**Task details**:
Reproduce the listing verbatim.

BEGIN Given entries

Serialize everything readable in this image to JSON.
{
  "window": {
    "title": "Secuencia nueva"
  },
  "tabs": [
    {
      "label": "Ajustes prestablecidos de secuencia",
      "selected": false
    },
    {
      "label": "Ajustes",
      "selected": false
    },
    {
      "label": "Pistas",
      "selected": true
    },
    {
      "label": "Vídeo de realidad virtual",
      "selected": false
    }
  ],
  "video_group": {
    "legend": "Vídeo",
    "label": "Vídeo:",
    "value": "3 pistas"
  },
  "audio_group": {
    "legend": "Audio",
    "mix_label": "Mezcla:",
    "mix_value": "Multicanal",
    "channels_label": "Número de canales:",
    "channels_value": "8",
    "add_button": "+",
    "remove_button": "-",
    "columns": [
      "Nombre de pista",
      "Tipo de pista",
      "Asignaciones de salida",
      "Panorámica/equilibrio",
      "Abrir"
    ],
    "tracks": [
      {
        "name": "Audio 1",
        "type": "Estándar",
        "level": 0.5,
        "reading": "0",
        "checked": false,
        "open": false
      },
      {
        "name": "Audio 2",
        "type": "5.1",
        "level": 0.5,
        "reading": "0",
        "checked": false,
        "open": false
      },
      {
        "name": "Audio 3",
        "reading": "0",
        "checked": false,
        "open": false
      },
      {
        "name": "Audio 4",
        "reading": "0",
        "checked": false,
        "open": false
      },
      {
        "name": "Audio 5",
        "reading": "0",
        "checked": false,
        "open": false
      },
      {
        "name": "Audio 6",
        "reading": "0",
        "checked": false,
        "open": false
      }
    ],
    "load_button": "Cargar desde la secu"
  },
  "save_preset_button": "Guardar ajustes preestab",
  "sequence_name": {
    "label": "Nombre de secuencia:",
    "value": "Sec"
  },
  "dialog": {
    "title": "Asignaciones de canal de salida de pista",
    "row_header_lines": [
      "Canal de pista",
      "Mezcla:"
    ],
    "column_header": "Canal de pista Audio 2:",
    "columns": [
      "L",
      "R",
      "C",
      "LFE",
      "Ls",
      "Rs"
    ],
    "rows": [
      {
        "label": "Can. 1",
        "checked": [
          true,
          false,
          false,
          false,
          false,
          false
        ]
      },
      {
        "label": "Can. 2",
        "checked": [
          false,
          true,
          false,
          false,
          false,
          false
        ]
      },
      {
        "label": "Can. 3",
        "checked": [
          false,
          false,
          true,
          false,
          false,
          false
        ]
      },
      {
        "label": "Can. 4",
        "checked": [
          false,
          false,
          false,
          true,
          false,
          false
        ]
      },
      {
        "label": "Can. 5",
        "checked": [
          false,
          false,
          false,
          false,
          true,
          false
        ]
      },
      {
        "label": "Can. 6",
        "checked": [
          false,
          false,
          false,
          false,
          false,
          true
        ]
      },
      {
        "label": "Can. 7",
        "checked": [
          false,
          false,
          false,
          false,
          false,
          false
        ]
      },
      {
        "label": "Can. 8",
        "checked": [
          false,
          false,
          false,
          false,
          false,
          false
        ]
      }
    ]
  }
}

END Given entries

**The reply**:
Serialize everything readable in this image to JSON.
{
  "window": {
    "title": "Secuencia nueva"
  },
  "tabs": [
    {
      "label": "Ajustes prestablecidos de secuencia",
      "selected": false
    },
    {
      "label": "Ajustes",
      "selected": false
    },
    {
      "label": "Pistas",
      "selected": true
    },
    {
      "label": "Vídeo de realidad virtual",
      "selected": false
    }
  ],
  "video_group": {
    "legend": "Vídeo",
    "label": "Vídeo:",
    "value": "3 pistas"
  },
  "audio_group": {
    "legend": "Audio",
    "mix_label": "Mezcla:",
    "mix_value": "Multicanal",
    "channels_label": "Número de canales:",
    "channels_value": "8",
    "add_button": "+",
    "remove_button": "-",
    "columns": [
      "Nombre de pista",
      "Tipo de pista",
      "Asignaciones de salida",
      "Panorámica/equilibrio",
      "Abrir"
    ],
    "tracks": [
      {
        "name": "Audio 1",
        "type": "Estándar",
        "level": 0.5,
        "reading": "0",
        "checked": false,
        "open": false
      },
      {
        "name": "Audio 2",
        "type": "5.1",
        "level": 0.5,
        "reading": "0",
        "checked": false,
        "open": false
      },
      {
        "name": "Audio 3",
        "reading": "0",
        "checked": false,
        "open": false
      },
      {
        "name": "Audio 4",
        "reading": "0",
        "checked": false,
        "open": false
      },
      {
        "name": "Audio 5",
        "reading": "0",
        "checked": false,
        "open": false
      },
      {
        "name": "Audio 6",
        "reading": "0",
        "checked": false,
        "open": false
      }
    ],
    "load_button": "Cargar desde la secu"
  },
  "save_preset_button": "Guardar ajustes preestab",
  "sequence_name": {
    "label": "Nombre de secuencia:",
    "value": "Sec"
  },
  "dialog": {
    "title": "Asignaciones de canal de salida de pista",
    "row_header_lines": [
      "Canal de pista",
      "Mezcla:"
    ],
    "column_header": "Canal de pista Audio 2:",
    "columns": [
      "L",
      "R",
      "C",
      "LFE",
      "Ls",
      "Rs"
    ],
    "rows": [
      {
        "label": "Can. 1",
        "checked": [
          true,
          false,
          false,
          false,
          false,
          false
        ]
      },
      {
        "label": "Can. 2",
        "checked": [
          false,
          true,
          false,
          false,
          false,
          false
        ]
      },
      {
        "label": "Can. 3",
        "checked": [
          false,
          false,
          true,
          false,
          false,
          false
        ]
      },
      {
        "label": "Can. 4",
        "checked": [
          false,
          false,
          false,
          true,
          false,
          false
        ]
      },
      {
        "label": "Can. 5",
        "checked": [
          false,
          false,
          false,
          false,
          true,
          false
        ]
      },
      {
        "label": "Can. 6",
        "checked": [
          false,
          false,
          false,
          false,
          false,
          true
        ]
      },
      {
        "label": "Can. 7",
        "checked": [
          false,
          false,
          false,
          false,
          false,
          false
        ]
      },
      {
        "label": "Can. 8",
        "checked": [
          false,
          false,
          false,
          false,
          false,
          false
        ]
      }
    ]
  }
}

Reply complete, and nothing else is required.